Problem to solve: Copy out each line of the material in which the word "εὑρίσκεται" appears.

Material for this task:
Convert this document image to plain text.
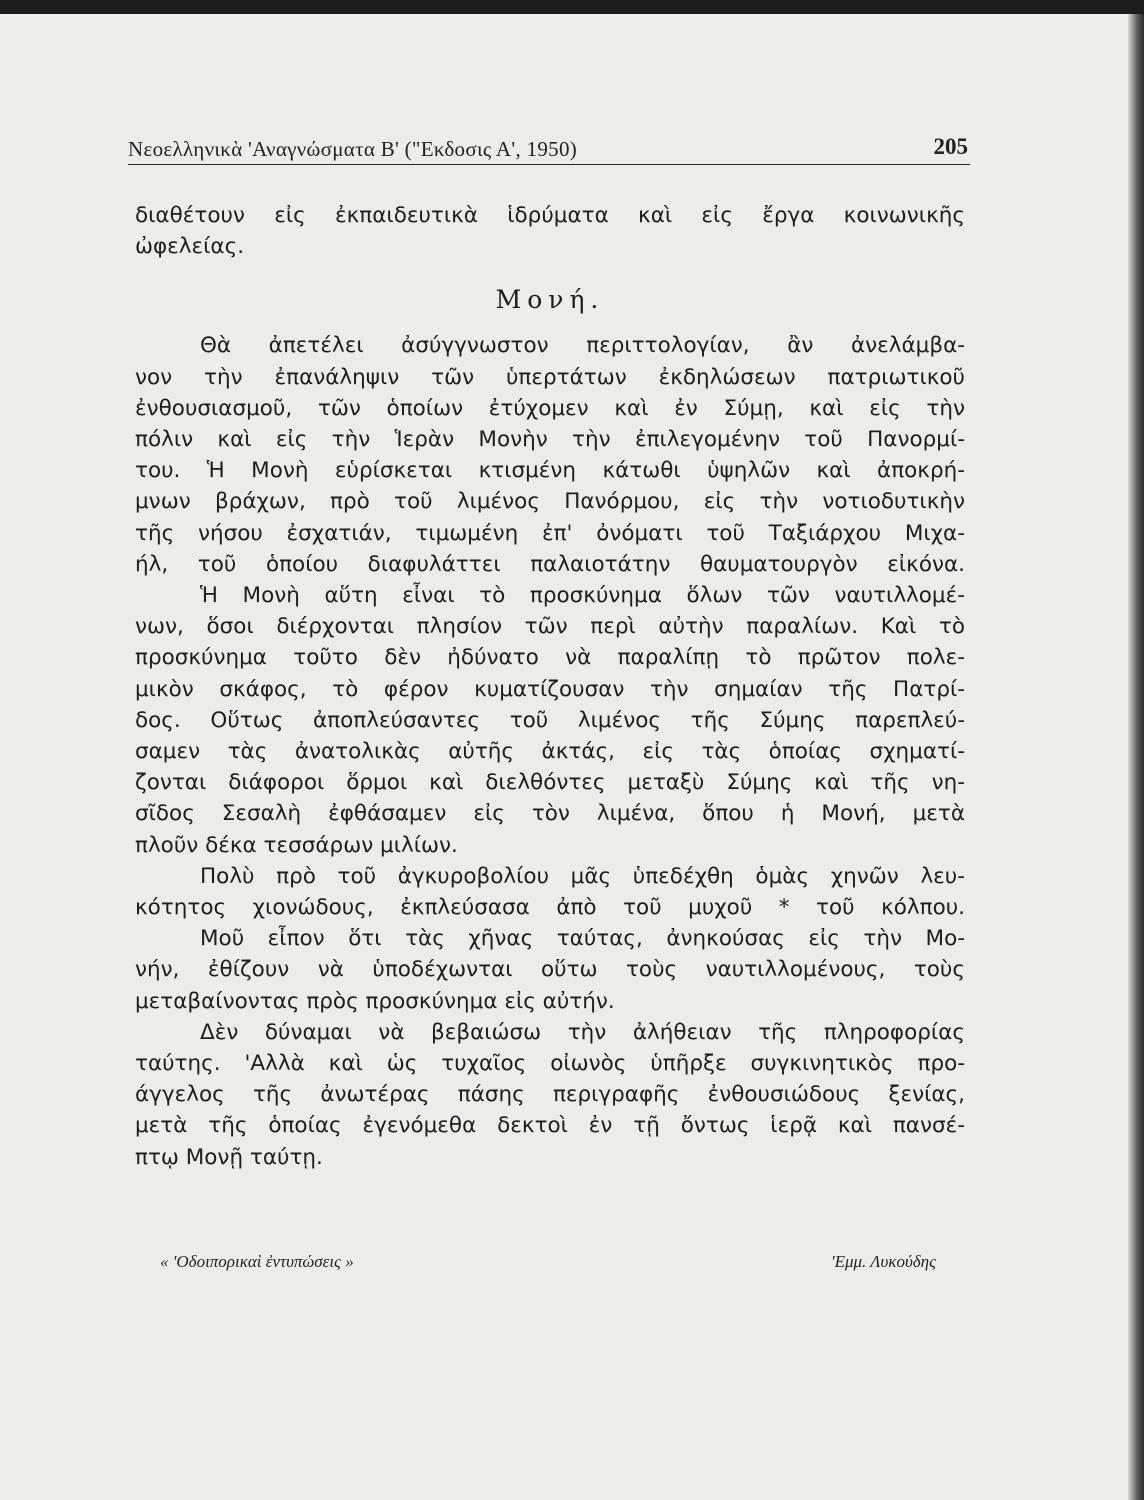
Νεοελληνικὰ 'Αναγνώσματα Β' ("Εκδοσις Α', 1950)	205
διαθέτουν εἰς ἐκπαιδευτικὰ ἱδρύματα καὶ εἰς ἔργα κοινωνικῆς
ὠφελείας.
Μονή.
Θὰ ἀπετέλει ἀσύγγνωστον περιττολογίαν, ἂν ἀνελάμβα-
νον τὴν ἐπανάληψιν τῶν ὑπερτάτων ἐκδηλώσεων πατριωτικοῦ
ἐνθουσιασμοῦ, τῶν ὁποίων ἐτύχομεν καὶ ἐν Σύμῃ, καὶ εἰς τὴν
πόλιν καὶ εἰς τὴν Ἱερὰν Μονὴν τὴν ἐπιλεγομένην τοῦ Πανορμί-
του. Ἡ Μονὴ εὑρίσκεται κτισμένη κάτωθι ὑψηλῶν καὶ ἀποκρή-
μνων βράχων, πρὸ τοῦ λιμένος Πανόρμου, εἰς τὴν νοτιοδυτικὴν
τῆς νήσου ἐσχατιάν, τιμωμένη ἐπ' ὀνόματι τοῦ Ταξιάρχου Μιχα-
ήλ, τοῦ ὁποίου διαφυλάττει παλαιοτάτην θαυματουργὸν εἰκόνα.
Ἡ Μονὴ αὕτη εἶναι τὸ προσκύνημα ὅλων τῶν ναυτιλλομέ-
νων, ὅσοι διέρχονται πλησίον τῶν περὶ αὐτὴν παραλίων. Καὶ τὸ
προσκύνημα τοῦτο δὲν ἠδύνατο νὰ παραλίπῃ τὸ πρῶτον πολε-
μικὸν σκάφος, τὸ φέρον κυματίζουσαν τὴν σημαίαν τῆς Πατρί-
δος. Οὕτως ἀποπλεύσαντες τοῦ λιμένος τῆς Σύμης παρεπλεύ-
σαμεν τὰς ἀνατολικὰς αὐτῆς ἀκτάς, εἰς τὰς ὁποίας σχηματί-
ζονται διάφοροι ὅρμοι καὶ διελθόντες μεταξὺ Σύμης καὶ τῆς νη-
σῖδος Σεσαλὴ ἐφθάσαμεν εἰς τὸν λιμένα, ὅπου ἡ Μονή, μετὰ
πλοῦν δέκα τεσσάρων μιλίων.
Πολὺ πρὸ τοῦ ἀγκυροβολίου μᾶς ὑπεδέχθη ὁμὰς χηνῶν λευ-
κότητος χιονώδους, ἐκπλεύσασα ἀπὸ τοῦ μυχοῦ * τοῦ κόλπου.
Μοῦ εἶπον ὅτι τὰς χῆνας ταύτας, ἀνηκούσας εἰς τὴν Μο-
νήν, ἐθίζουν νὰ ὑποδέχωνται οὕτω τοὺς ναυτιλλομένους, τοὺς
μεταβαίνοντας πρὸς προσκύνημα εἰς αὐτήν.
Δὲν δύναμαι νὰ βεβαιώσω τὴν ἀλήθειαν τῆς πληροφορίας
ταύτης. 'Αλλὰ καὶ ὡς τυχαῖος οἰωνὸς ὑπῆρξε συγκινητικὸς προ-
άγγελος τῆς ἀνωτέρας πάσης περιγραφῆς ἐνθουσιώδους ξενίας,
μετὰ τῆς ὁποίας ἐγενόμεθα δεκτοὶ ἐν τῇ ὄντως ἱερᾷ καὶ πανσέ-
πτῳ Μονῇ ταύτῃ.
« 'Οδοιπορικαὶ ἐντυπώσεις »	'Εμμ. Λυκούδης
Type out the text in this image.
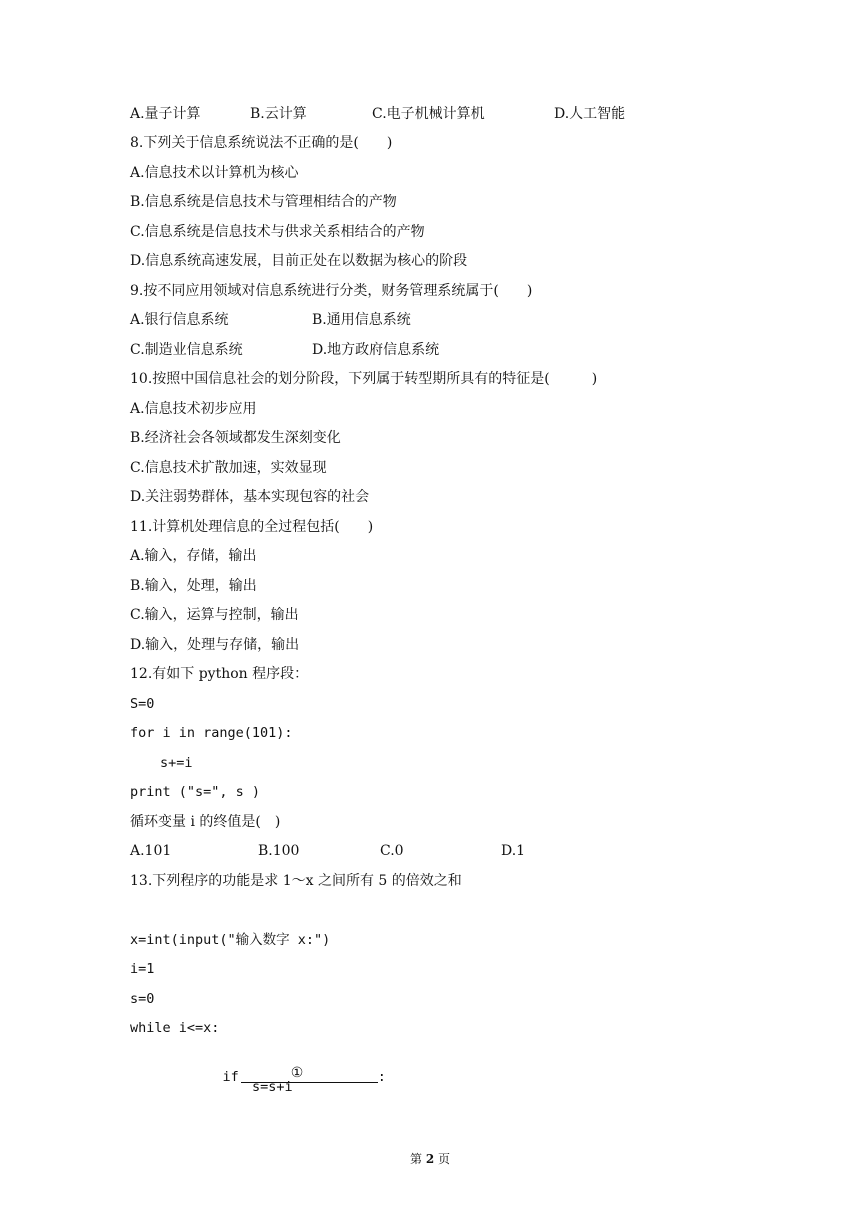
A.量子计算	B.云计算	C.电子机械计算机	D.人工智能
8.下列关于信息系统说法不正确的是(　　)
A.信息技术以计算机为核心
B.信息系统是信息技术与管理相结合的产物
C.信息系统是信息技术与供求关系相结合的产物
D.信息系统高速发展，目前正处在以数据为核心的阶段
9.按不同应用领域对信息系统进行分类，财务管理系统属于(　　)
A.银行信息系统	B.通用信息系统
C.制造业信息系统	D.地方政府信息系统
10.按照中国信息社会的划分阶段，下列属于转型期所具有的特征是(　　　)
A.信息技术初步应用
B.经济社会各领域都发生深刻变化
C.信息技术扩散加速，实效显现
D.关注弱势群体，基本实现包容的社会
11.计算机处理信息的全过程包括(　　)
A.输入，存储，输出
B.输入，处理，输出
C.输入，运算与控制，输出
D.输入，处理与存储，输出
12.有如下 python 程序段：
S=0
for i in range(101):
s+=i
print ("s=", s )
循环变量 i 的终值是(　)
A.101	B.100	C.0	D.1
13.下列程序的功能是求 1～x 之间所有 5 的倍效之和
x=int(input("输入数字 x:")
i=1
s=0
while i<=x:

if	①	:

s=s+i
第 2 页
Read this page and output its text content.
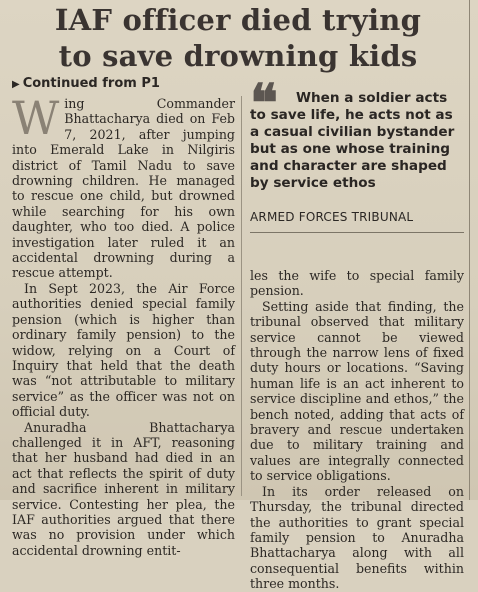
IAF officer died trying
to save drowning kids
▶ Continued from P1

Wing Commander Bhattacharya died on Feb 7, 2021, after jumping into Emerald Lake in Nilgiris district of Tamil Nadu to save drowning children. He managed to rescue one child, but drowned while searching for his own daughter, who too died. A police investigation later ruled it an accidental drowning during a rescue attempt.

In Sept 2023, the Air Force authorities denied special family pension (which is higher than ordinary family pension) to the widow, relying on a Court of Inquiry that held that the death was “not attributable to military service” as the officer was not on official duty.

Anuradha Bhattacharya challenged it in AFT, reasoning that her husband had died in an act that reflects the spirit of duty and sacrifice inherent in military service. Contesting her plea, the IAF authorities argued that there was no provision under which accidental drowning entit-

❝	When a soldier acts to save life, he acts not as a casual civilian bystander but as one whose training and character are shaped by service ethos

ARMED FORCES TRIBUNAL

les the wife to special family pension.

Setting aside that finding, the tribunal observed that military service cannot be viewed through the narrow lens of fixed duty hours or locations. “Saving human life is an act inherent to service discipline and ethos,” the bench noted, adding that acts of bravery and rescue undertaken due to military training and values are integrally connected to service obligations.

In its order released on Thursday, the tribunal directed the authorities to grant special family pension to Anuradha Bhattacharya along with all consequential benefits within three months.
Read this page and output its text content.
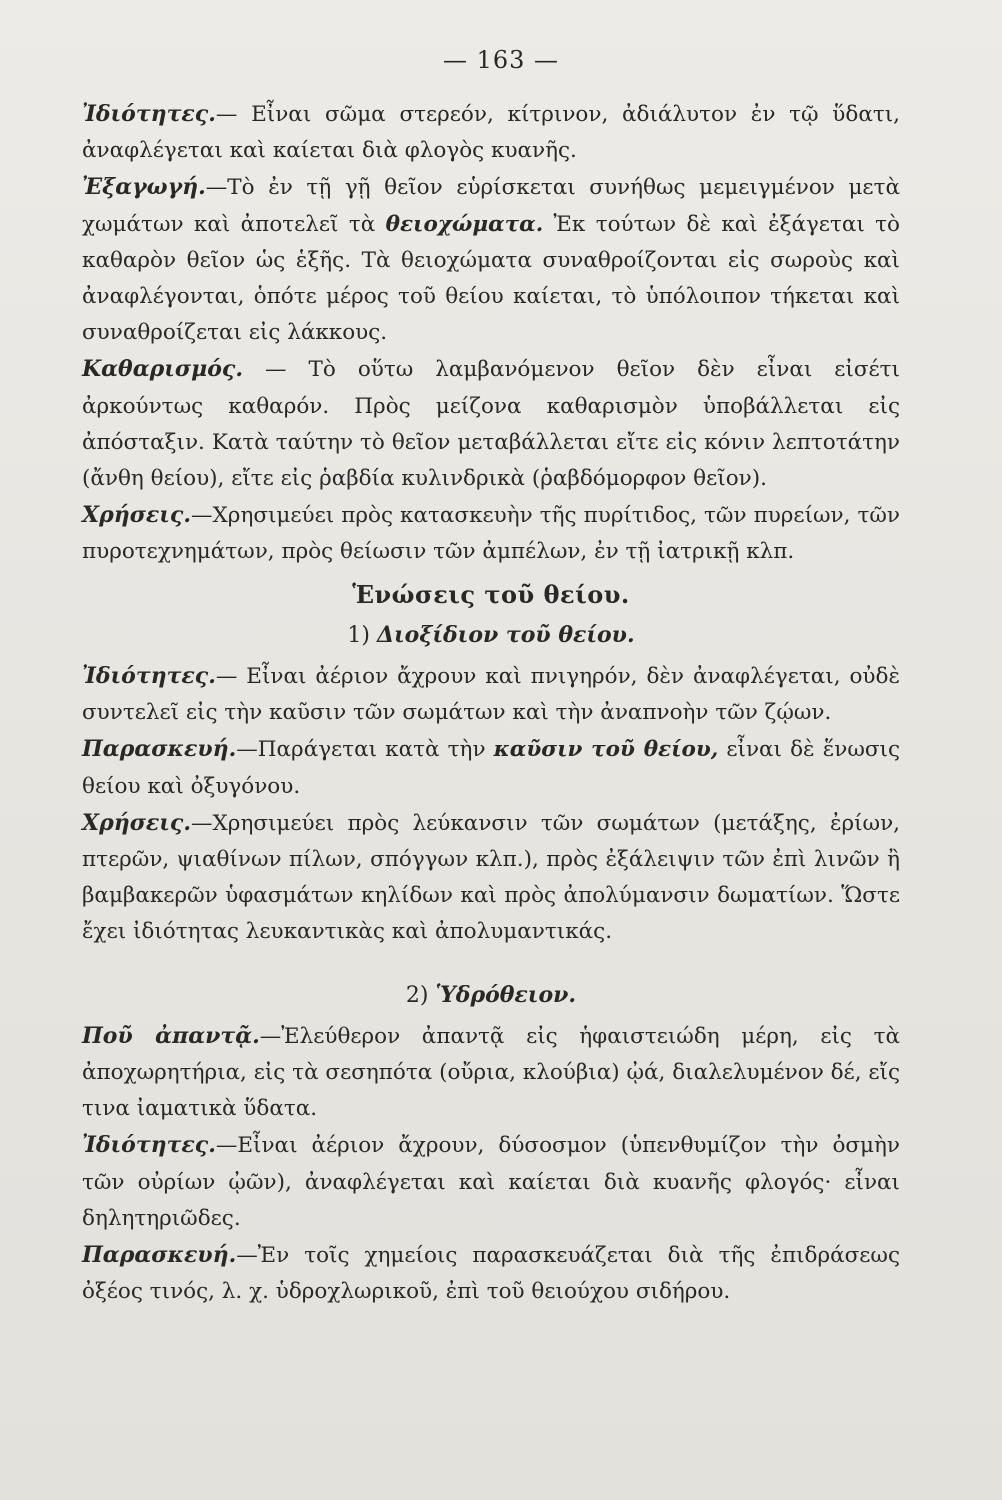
— 163 —

Ἰδιότητες.— Εἶναι σῶμα στερεόν, κίτρινον, ἀδιάλυτον ἐν τῷ ὕδατι, ἀναφλέγεται καὶ καίεται διὰ φλογὸς κυανῆς.

Ἐξαγωγή.—Τὸ ἐν τῇ γῇ θεῖον εὑρίσκεται συνήθως μεμειγμένον μετὰ χωμάτων καὶ ἀποτελεῖ τὰ θειοχώματα. Ἐκ τούτων δὲ καὶ ἐξάγεται τὸ καθαρὸν θεῖον ὡς ἑξῆς. Τὰ θειοχώματα συναθροίζονται εἰς σωροὺς καὶ ἀναφλέγονται, ὁπότε μέρος τοῦ θείου καίεται, τὸ ὑπόλοιπον τήκεται καὶ συναθροίζεται εἰς λάκκους.

Καθαρισμός. — Τὸ οὕτω λαμβανόμενον θεῖον δὲν εἶναι εἰσέτι ἀρκούντως καθαρόν. Πρὸς μείζονα καθαρισμὸν ὑποβάλλεται εἰς ἀπόσταξιν. Κατὰ ταύτην τὸ θεῖον μεταβάλλεται εἴτε εἰς κόνιν λεπτοτάτην (ἄνθη θείου), εἴτε εἰς ῥαβδία κυλινδρικὰ (ῥαβδόμορφον θεῖον).

Χρήσεις.—Χρησιμεύει πρὸς κατασκευὴν τῆς πυρίτιδος, τῶν πυρείων, τῶν πυροτεχνημάτων, πρὸς θείωσιν τῶν ἀμπέλων, ἐν τῇ ἰατρικῇ κλπ.

Ἑνώσεις τοῦ θείου.
1) Διοξίδιον τοῦ θείου.

Ἰδιότητες.— Εἶναι ἀέριον ἄχρουν καὶ πνιγηρόν, δὲν ἀναφλέγεται, οὐδὲ συντελεῖ εἰς τὴν καῦσιν τῶν σωμάτων καὶ τὴν ἀναπνοὴν τῶν ζῴων.

Παρασκευή.—Παράγεται κατὰ τὴν καῦσιν τοῦ θείου, εἶναι δὲ ἕνωσις θείου καὶ ὀξυγόνου.

Χρήσεις.—Χρησιμεύει πρὸς λεύκανσιν τῶν σωμάτων (μετάξης, ἐρίων, πτερῶν, ψιαθίνων πίλων, σπόγγων κλπ.), πρὸς ἐξάλειψιν τῶν ἐπὶ λινῶν ἢ βαμβακερῶν ὑφασμάτων κηλίδων καὶ πρὸς ἀπολύμανσιν δωματίων. Ὥστε ἔχει ἰδιότητας λευκαντικὰς καὶ ἀπολυμαντικάς.

2) Ὑδρόθειον.

Ποῦ ἀπαντᾷ.—Ἐλεύθερον ἀπαντᾷ εἰς ἡφαιστειώδη μέρη, εἰς τὰ ἀποχωρητήρια, εἰς τὰ σεσηπότα (οὔρια, κλούβια) ᾠά, διαλελυμένον δέ, εἴς τινα ἰαματικὰ ὕδατα.

Ἰδιότητες.—Εἶναι ἀέριον ἄχρουν, δύσοσμον (ὑπενθυμίζον τὴν ὀσμὴν τῶν οὐρίων ᾠῶν), ἀναφλέγεται καὶ καίεται διὰ κυανῆς φλογός· εἶναι δηλητηριῶδες.

Παρασκευή.—Ἐν τοῖς χημείοις παρασκευάζεται διὰ τῆς ἐπιδράσεως ὀξέος τινός, λ. χ. ὑδροχλωρικοῦ, ἐπὶ τοῦ θειούχου σιδήρου.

Exercise answer:
του. Ἡ Μονὴ εὑρίσκεται κτισμένη κάτωθι ὑψηλῶν καὶ ἀποκρή-
Ἐξαγωγή.—Τὸ ἐν τῇ γῇ θεῖον εὑρίσκεται συνήθως μεμειγμένον μετὰ χωμάτων καὶ ἀποτελεῖ τὰ θειοχώματα. Ἐκ τούτων δὲ καὶ ἐξάγεται τὸ καθαρὸν θεῖον ὡς ἑξῆς. Τὰ θειοχώματα συναθροίζονται εἰς σωροὺς καὶ ἀναφλέγονται, ὁπότε μέρος τοῦ θείου καίεται, τὸ ὑπόλοιπον τήκεται καὶ συναθροίζεται εἰς λάκκους.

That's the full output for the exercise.